→ STATED TASK: Transcribe everything in the data word for word. Pictures are left out.

→ Stored dataset items:
—————

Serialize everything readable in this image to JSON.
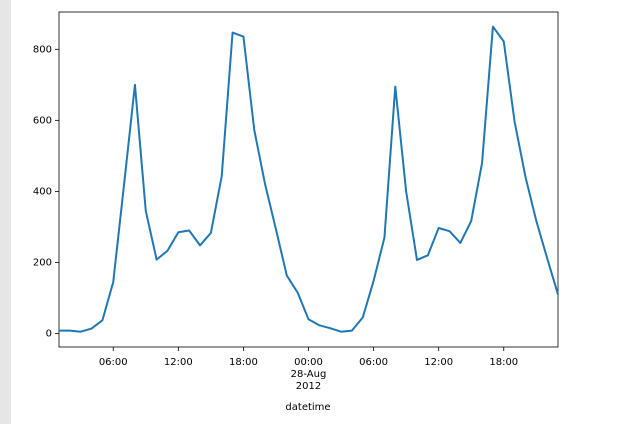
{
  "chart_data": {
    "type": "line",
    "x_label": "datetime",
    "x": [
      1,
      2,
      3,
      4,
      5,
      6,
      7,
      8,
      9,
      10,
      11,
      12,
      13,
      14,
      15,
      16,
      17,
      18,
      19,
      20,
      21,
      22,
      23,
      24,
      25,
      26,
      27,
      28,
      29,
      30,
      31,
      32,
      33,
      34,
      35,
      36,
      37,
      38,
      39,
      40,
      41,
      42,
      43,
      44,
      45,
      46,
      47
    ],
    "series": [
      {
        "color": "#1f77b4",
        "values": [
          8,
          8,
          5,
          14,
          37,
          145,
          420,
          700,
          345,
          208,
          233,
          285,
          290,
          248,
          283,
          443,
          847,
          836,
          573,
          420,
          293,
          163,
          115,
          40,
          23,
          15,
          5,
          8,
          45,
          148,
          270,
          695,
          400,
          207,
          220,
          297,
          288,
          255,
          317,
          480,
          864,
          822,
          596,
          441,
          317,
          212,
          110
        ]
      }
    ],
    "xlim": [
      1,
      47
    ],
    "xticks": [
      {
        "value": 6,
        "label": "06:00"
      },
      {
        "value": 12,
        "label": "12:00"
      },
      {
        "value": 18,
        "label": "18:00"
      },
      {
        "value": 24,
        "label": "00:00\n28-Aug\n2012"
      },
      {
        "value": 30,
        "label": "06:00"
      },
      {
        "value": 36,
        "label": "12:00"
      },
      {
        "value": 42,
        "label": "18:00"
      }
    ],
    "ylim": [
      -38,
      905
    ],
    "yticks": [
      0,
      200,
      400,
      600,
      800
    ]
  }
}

—————

→ TASK OUTPUT:
Serialize everything readable in this image to JSON.
{
  "chart_data": {
    "type": "line",
    "x_label": "datetime",
    "x": [
      1,
      2,
      3,
      4,
      5,
      6,
      7,
      8,
      9,
      10,
      11,
      12,
      13,
      14,
      15,
      16,
      17,
      18,
      19,
      20,
      21,
      22,
      23,
      24,
      25,
      26,
      27,
      28,
      29,
      30,
      31,
      32,
      33,
      34,
      35,
      36,
      37,
      38,
      39,
      40,
      41,
      42,
      43,
      44,
      45,
      46,
      47
    ],
    "series": [
      {
        "color": "#1f77b4",
        "values": [
          8,
          8,
          5,
          14,
          37,
          145,
          420,
          700,
          345,
          208,
          233,
          285,
          290,
          248,
          283,
          443,
          847,
          836,
          573,
          420,
          293,
          163,
          115,
          40,
          23,
          15,
          5,
          8,
          45,
          148,
          270,
          695,
          400,
          207,
          220,
          297,
          288,
          255,
          317,
          480,
          864,
          822,
          596,
          441,
          317,
          212,
          110
        ]
      }
    ],
    "xlim": [
      1,
      47
    ],
    "xticks": [
      {
        "value": 6,
        "label": "06:00"
      },
      {
        "value": 12,
        "label": "12:00"
      },
      {
        "value": 18,
        "label": "18:00"
      },
      {
        "value": 24,
        "label": "00:00\n28-Aug\n2012"
      },
      {
        "value": 30,
        "label": "06:00"
      },
      {
        "value": 36,
        "label": "12:00"
      },
      {
        "value": 42,
        "label": "18:00"
      }
    ],
    "ylim": [
      -38,
      905
    ],
    "yticks": [
      0,
      200,
      400,
      600,
      800
    ]
  }
}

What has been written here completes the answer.